Recorded information -
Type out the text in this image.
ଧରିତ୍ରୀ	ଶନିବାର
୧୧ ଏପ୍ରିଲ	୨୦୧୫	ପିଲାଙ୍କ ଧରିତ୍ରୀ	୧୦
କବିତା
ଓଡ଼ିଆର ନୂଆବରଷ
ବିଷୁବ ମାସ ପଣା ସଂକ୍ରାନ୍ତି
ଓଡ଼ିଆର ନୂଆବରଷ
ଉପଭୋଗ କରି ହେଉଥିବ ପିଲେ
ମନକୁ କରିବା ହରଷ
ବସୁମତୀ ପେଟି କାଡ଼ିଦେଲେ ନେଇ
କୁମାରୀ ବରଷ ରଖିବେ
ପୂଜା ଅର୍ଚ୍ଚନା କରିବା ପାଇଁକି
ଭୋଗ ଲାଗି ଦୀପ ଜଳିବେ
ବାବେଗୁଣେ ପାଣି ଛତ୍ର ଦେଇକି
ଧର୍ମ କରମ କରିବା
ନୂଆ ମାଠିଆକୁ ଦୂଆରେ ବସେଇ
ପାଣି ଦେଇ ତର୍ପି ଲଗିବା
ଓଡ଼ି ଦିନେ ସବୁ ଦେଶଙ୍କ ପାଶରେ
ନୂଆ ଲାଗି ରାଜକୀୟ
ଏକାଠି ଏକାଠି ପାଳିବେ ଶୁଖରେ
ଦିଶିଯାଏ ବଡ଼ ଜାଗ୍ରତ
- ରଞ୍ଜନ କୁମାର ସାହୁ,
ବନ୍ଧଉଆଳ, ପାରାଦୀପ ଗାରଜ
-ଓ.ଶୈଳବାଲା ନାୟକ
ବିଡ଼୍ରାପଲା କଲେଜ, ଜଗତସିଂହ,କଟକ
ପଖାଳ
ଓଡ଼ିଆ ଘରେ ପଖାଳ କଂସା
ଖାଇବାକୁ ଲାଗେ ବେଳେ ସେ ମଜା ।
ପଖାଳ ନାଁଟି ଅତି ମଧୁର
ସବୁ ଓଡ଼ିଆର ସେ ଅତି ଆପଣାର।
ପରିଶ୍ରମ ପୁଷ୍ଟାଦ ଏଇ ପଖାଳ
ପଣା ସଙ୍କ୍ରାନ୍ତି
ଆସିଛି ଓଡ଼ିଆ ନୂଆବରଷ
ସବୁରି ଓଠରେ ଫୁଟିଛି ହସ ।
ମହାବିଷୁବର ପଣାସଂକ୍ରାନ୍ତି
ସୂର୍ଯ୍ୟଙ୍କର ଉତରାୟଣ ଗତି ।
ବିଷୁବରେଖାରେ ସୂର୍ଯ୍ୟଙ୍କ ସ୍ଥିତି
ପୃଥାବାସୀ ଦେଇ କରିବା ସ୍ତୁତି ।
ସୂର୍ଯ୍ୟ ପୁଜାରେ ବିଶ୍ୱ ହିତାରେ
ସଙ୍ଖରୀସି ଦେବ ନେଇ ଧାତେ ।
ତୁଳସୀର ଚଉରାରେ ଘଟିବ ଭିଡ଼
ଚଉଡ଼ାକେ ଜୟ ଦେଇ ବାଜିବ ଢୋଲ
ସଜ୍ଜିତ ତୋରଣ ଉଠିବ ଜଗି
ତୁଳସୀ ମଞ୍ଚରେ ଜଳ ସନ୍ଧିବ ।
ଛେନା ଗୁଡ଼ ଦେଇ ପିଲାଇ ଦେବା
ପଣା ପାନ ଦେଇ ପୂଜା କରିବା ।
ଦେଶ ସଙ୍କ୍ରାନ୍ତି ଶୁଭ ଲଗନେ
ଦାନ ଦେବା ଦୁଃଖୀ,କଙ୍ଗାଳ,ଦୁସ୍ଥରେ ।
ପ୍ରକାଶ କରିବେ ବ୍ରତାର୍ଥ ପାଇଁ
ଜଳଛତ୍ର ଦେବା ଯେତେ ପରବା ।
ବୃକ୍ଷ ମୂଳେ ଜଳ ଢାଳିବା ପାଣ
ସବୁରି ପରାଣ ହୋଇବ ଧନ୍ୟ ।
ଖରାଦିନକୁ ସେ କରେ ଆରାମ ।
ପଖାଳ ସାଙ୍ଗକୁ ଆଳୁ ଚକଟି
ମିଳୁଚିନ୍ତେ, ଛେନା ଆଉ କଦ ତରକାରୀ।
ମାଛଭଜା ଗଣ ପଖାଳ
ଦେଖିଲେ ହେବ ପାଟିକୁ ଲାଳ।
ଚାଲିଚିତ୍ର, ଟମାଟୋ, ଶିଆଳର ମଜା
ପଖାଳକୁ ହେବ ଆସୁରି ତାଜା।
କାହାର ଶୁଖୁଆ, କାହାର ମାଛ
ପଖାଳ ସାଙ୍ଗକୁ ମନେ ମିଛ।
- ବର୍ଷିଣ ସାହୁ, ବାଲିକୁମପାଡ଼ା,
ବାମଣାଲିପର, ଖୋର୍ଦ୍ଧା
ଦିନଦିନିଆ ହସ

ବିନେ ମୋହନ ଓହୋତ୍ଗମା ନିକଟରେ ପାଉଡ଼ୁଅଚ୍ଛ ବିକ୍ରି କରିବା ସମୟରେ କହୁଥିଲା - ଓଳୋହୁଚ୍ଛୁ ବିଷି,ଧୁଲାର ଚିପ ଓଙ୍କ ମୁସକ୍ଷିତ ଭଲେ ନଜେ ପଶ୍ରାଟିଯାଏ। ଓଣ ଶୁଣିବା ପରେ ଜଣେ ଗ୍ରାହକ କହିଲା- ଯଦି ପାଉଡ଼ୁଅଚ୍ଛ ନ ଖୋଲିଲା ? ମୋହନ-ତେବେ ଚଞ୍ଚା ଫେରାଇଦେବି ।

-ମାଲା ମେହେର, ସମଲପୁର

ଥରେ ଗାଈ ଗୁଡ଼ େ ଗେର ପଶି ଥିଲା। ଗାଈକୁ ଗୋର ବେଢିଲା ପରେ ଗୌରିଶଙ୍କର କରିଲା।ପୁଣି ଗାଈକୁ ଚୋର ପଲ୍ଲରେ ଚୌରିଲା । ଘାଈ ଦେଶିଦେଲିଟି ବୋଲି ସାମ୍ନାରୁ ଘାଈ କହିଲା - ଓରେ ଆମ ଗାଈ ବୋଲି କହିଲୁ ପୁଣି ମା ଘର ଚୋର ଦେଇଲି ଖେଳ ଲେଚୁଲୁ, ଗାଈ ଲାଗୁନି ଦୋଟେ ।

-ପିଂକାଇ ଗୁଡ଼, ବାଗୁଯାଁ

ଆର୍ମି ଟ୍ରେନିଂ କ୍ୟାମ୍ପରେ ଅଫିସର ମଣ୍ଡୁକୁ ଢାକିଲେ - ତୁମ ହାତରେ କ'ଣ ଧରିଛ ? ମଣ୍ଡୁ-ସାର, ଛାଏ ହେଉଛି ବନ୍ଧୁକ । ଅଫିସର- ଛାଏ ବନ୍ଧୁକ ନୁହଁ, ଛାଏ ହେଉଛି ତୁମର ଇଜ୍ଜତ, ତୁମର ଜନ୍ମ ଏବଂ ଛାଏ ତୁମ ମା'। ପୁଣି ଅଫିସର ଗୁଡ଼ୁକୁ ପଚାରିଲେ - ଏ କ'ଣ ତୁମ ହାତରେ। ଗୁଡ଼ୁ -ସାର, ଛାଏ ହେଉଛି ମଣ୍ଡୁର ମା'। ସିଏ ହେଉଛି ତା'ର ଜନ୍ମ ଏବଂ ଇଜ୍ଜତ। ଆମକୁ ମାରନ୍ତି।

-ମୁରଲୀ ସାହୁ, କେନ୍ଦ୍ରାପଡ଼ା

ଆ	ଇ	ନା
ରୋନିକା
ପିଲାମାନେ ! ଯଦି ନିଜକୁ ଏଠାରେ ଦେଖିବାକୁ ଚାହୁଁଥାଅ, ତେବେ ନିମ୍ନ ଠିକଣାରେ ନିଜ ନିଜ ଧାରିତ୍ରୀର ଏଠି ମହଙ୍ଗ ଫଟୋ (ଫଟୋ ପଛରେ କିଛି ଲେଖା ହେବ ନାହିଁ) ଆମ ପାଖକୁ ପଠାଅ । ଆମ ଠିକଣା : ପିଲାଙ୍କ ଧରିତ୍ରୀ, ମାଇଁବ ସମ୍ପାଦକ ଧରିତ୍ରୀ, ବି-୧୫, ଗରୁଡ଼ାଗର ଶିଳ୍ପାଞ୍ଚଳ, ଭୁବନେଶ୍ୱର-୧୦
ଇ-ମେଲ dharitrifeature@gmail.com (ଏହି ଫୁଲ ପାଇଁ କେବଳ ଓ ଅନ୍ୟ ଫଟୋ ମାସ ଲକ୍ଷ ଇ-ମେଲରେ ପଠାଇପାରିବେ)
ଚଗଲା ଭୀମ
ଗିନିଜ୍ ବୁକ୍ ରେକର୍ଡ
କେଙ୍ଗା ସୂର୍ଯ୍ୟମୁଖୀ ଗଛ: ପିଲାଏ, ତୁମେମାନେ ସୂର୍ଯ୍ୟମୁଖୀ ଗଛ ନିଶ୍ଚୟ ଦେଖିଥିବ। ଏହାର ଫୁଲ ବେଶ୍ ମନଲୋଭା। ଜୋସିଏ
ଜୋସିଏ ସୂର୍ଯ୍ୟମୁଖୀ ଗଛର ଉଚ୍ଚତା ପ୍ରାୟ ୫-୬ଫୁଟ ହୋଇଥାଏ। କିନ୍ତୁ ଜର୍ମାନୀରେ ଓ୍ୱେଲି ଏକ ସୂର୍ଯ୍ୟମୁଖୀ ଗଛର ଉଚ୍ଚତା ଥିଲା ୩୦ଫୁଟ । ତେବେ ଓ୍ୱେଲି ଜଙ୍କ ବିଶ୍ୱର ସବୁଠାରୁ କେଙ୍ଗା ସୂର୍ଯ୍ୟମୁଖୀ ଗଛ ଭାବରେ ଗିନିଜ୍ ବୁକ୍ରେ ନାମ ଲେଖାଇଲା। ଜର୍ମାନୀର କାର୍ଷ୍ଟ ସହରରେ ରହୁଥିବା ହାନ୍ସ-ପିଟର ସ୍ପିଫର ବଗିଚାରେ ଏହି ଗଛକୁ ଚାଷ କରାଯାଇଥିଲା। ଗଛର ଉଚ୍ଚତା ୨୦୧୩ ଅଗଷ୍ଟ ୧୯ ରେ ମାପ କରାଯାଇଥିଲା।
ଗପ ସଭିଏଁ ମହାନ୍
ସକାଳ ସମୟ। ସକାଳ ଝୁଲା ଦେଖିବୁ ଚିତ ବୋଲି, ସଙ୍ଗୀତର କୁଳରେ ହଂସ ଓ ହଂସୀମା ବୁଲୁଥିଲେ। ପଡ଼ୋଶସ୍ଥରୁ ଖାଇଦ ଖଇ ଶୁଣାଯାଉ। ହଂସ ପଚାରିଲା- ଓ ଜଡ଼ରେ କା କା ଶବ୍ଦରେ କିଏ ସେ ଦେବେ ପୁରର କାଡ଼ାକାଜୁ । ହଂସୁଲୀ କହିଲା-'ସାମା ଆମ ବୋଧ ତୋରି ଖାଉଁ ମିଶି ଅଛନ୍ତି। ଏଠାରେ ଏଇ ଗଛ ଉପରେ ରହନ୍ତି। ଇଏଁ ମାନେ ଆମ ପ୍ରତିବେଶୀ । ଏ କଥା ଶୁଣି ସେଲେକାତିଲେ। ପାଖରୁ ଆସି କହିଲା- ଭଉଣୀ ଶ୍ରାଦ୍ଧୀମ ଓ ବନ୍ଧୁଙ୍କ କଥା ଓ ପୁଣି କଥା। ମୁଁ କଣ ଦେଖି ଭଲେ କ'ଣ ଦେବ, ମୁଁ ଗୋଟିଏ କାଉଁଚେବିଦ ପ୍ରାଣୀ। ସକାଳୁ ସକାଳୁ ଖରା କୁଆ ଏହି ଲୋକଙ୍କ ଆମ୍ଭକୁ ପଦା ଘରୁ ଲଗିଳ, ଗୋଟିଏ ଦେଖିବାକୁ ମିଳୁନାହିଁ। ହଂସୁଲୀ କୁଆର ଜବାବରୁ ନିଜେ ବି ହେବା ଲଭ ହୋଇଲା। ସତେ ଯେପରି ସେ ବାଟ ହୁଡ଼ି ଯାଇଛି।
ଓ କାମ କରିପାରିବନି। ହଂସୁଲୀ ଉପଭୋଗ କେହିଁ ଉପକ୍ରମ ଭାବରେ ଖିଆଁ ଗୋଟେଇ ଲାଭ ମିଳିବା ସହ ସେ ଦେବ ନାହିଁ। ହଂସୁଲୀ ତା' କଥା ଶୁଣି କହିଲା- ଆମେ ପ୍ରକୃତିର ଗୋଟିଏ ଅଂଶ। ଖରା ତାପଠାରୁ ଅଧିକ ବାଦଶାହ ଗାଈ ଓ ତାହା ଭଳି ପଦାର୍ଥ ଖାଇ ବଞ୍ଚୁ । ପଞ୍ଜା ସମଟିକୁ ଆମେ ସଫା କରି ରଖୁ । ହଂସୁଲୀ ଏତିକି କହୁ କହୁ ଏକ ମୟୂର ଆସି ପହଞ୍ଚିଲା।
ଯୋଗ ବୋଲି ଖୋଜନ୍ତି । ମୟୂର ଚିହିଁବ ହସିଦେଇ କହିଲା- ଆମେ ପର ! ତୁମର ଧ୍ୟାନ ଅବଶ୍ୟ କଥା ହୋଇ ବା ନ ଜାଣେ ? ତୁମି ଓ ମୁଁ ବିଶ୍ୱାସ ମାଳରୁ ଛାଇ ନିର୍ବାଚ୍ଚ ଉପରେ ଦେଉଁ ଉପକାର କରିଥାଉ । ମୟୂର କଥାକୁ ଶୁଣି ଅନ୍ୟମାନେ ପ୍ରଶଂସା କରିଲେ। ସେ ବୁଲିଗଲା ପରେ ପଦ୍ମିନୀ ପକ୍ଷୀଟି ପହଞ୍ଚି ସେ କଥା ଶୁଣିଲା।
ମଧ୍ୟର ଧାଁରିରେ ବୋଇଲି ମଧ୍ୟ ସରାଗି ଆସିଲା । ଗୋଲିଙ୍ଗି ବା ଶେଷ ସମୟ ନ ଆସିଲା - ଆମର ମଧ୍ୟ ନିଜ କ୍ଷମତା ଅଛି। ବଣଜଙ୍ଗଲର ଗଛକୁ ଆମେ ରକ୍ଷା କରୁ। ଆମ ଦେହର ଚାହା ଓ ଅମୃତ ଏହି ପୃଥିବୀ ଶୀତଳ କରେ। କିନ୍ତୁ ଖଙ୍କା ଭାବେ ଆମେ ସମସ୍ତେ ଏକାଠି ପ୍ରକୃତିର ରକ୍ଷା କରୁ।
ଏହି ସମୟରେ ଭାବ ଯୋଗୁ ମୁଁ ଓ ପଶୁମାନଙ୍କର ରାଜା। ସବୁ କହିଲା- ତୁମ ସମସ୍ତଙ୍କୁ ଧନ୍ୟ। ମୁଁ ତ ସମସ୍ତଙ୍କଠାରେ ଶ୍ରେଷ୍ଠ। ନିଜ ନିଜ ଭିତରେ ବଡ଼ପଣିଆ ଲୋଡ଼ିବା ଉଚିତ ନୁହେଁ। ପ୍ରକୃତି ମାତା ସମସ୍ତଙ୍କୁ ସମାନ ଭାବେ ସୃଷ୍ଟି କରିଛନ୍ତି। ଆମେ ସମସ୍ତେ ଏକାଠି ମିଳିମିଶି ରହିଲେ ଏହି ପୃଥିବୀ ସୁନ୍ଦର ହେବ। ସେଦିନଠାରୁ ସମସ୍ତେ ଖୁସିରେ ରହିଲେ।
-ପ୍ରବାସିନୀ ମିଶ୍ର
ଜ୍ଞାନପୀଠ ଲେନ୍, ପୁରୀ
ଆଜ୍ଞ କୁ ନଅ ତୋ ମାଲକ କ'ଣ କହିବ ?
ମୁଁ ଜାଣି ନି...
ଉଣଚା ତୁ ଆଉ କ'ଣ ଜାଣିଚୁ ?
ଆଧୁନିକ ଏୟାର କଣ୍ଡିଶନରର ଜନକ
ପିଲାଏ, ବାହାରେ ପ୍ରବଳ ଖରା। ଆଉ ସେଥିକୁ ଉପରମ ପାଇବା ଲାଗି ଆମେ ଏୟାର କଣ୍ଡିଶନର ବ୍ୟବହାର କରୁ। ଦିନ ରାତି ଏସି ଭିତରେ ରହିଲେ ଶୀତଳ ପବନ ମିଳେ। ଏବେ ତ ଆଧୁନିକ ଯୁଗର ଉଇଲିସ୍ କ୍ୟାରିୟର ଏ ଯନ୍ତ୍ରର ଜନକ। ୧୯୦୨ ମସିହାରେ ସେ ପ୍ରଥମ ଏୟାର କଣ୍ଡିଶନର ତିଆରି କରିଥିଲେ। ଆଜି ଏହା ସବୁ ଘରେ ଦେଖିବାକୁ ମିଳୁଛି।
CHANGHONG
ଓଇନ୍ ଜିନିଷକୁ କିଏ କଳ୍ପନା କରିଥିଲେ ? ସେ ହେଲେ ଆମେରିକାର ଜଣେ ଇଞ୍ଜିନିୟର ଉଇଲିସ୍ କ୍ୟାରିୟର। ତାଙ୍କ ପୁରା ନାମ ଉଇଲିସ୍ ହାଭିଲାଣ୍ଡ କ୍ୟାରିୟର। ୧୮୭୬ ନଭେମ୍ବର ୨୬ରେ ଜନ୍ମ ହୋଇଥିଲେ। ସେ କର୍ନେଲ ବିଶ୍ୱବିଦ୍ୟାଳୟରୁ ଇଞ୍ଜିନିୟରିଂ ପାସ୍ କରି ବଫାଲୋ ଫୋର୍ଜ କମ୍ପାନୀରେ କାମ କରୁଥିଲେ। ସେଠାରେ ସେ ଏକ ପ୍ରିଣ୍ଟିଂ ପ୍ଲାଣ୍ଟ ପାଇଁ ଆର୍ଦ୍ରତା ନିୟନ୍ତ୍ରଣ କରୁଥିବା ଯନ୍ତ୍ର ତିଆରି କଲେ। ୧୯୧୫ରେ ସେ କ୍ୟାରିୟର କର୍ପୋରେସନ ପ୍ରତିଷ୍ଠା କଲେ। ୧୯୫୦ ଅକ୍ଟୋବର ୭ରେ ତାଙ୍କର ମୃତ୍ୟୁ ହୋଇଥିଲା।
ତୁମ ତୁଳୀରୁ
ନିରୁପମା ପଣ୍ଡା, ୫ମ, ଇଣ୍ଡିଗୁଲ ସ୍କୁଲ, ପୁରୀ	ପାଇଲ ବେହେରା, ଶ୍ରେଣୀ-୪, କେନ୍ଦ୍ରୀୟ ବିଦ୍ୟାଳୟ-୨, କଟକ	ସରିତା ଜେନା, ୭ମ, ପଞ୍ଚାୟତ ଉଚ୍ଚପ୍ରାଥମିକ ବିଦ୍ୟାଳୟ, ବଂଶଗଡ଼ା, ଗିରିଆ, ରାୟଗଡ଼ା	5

Written request - Go through the data and count each line that has the word "ସମୟର", then give the total alone.

Answer to this problem - 2